**TASK PROMPT:** Repeat the listing word for word. No pictures belong in the copy.

─── TASK INPUT ───

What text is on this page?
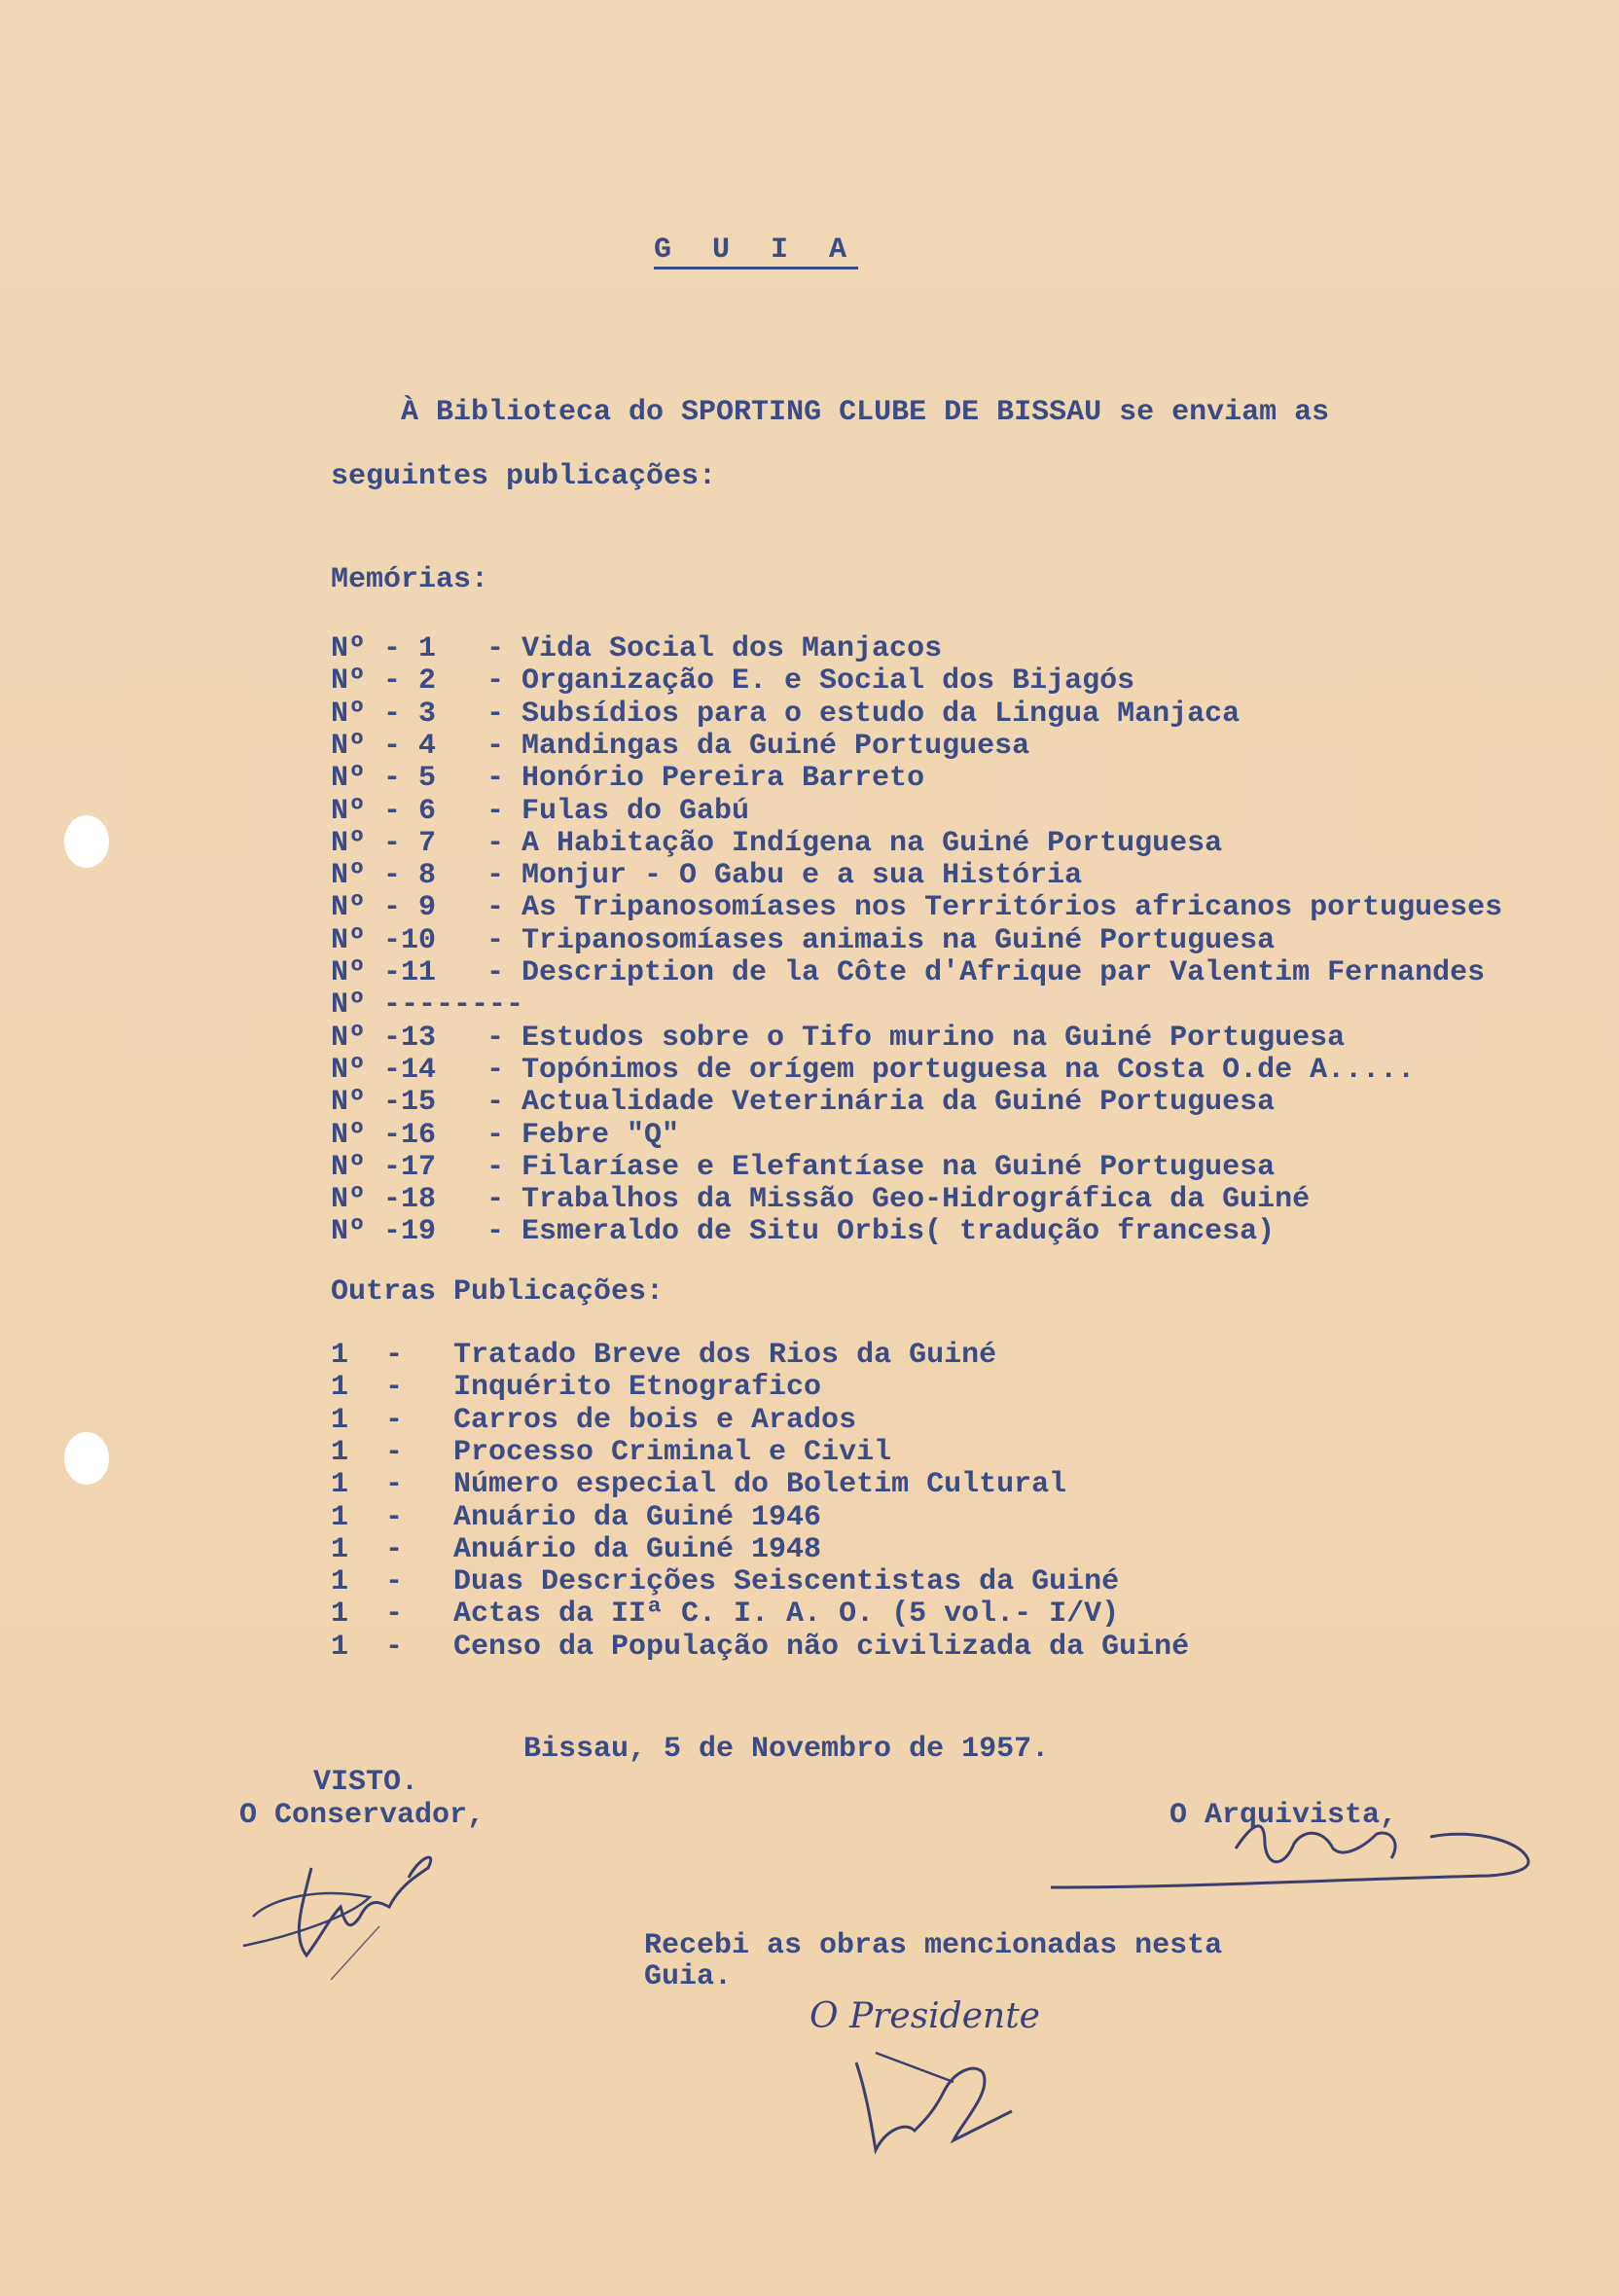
G U I A
À Biblioteca do SPORTING CLUBE DE BISSAU se enviam as
seguintes publicações:
Memórias:
Nº - 1 - Vida Social dos Manjacos
Nº - 2 - Organização E. e Social dos Bijagós
Nº - 3 - Subsídios para o estudo da Lingua Manjaca
Nº - 4 - Mandingas da Guiné Portuguesa
Nº - 5 - Honório Pereira Barreto
Nº - 6 - Fulas do Gabú
Nº - 7 - A Habitação Indígena na Guiné Portuguesa
Nº - 8 - Monjur - O Gabu e a sua História
Nº - 9 - As Tripanosomíases nos Territórios africanos portugueses
Nº -10 - Tripanosomíases animais na Guiné Portuguesa
Nº -11 - Description de la Côte d'Afrique par Valentim Fernandes
Nº --------
Nº -13 - Estudos sobre o Tifo murino na Guiné Portuguesa
Nº -14 - Topónimos de orígem portuguesa na Costa O.de A.....
Nº -15 - Actualidade Veterinária da Guiné Portuguesa
Nº -16 - Febre "Q"
Nº -17 - Filaríase e Elefantíase na Guiné Portuguesa
Nº -18 - Trabalhos da Missão Geo-Hidrográfica da Guiné
Nº -19 - Esmeraldo de Situ Orbis( tradução francesa)
Outras Publicações:
1 - Tratado Breve dos Rios da Guiné
1 - Inquérito Etnografico
1 - Carros de bois e Arados
1 - Processo Criminal e Civil
1 - Número especial do Boletim Cultural
1 - Anuário da Guiné 1946
1 - Anuário da Guiné 1948
1 - Duas Descrições Seiscentistas da Guiné
1 - Actas da IIª C. I. A. O. (5 vol.- I/V)
1 - Censo da População não civilizada da Guiné
Bissau, 5 de Novembro de 1957.
VISTO.
O Conservador,	O Arquivista,
Recebi as obras mencionadas nesta
Guia.
O Presidente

───

**EXERCISE SOLUTION:**
What text is on this page?
G U I A
À Biblioteca do SPORTING CLUBE DE BISSAU se enviam as
seguintes publicações:
Memórias:
Nº - 1 - Vida Social dos Manjacos
Nº - 2 - Organização E. e Social dos Bijagós
Nº - 3 - Subsídios para o estudo da Lingua Manjaca
Nº - 4 - Mandingas da Guiné Portuguesa
Nº - 5 - Honório Pereira Barreto
Nº - 6 - Fulas do Gabú
Nº - 7 - A Habitação Indígena na Guiné Portuguesa
Nº - 8 - Monjur - O Gabu e a sua História
Nº - 9 - As Tripanosomíases nos Territórios africanos portugueses
Nº -10 - Tripanosomíases animais na Guiné Portuguesa
Nº -11 - Description de la Côte d'Afrique par Valentim Fernandes
Nº --------
Nº -13 - Estudos sobre o Tifo murino na Guiné Portuguesa
Nº -14 - Topónimos de orígem portuguesa na Costa O.de A.....
Nº -15 - Actualidade Veterinária da Guiné Portuguesa
Nº -16 - Febre "Q"
Nº -17 - Filaríase e Elefantíase na Guiné Portuguesa
Nº -18 - Trabalhos da Missão Geo-Hidrográfica da Guiné
Nº -19 - Esmeraldo de Situ Orbis( tradução francesa)
Outras Publicações:
1 - Tratado Breve dos Rios da Guiné
1 - Inquérito Etnografico
1 - Carros de bois e Arados
1 - Processo Criminal e Civil
1 - Número especial do Boletim Cultural
1 - Anuário da Guiné 1946
1 - Anuário da Guiné 1948
1 - Duas Descrições Seiscentistas da Guiné
1 - Actas da IIª C. I. A. O. (5 vol.- I/V)
1 - Censo da População não civilizada da Guiné
Bissau, 5 de Novembro de 1957.
VISTO.
O Conservador,	O Arquivista,
Recebi as obras mencionadas nesta
Guia.
O Presidente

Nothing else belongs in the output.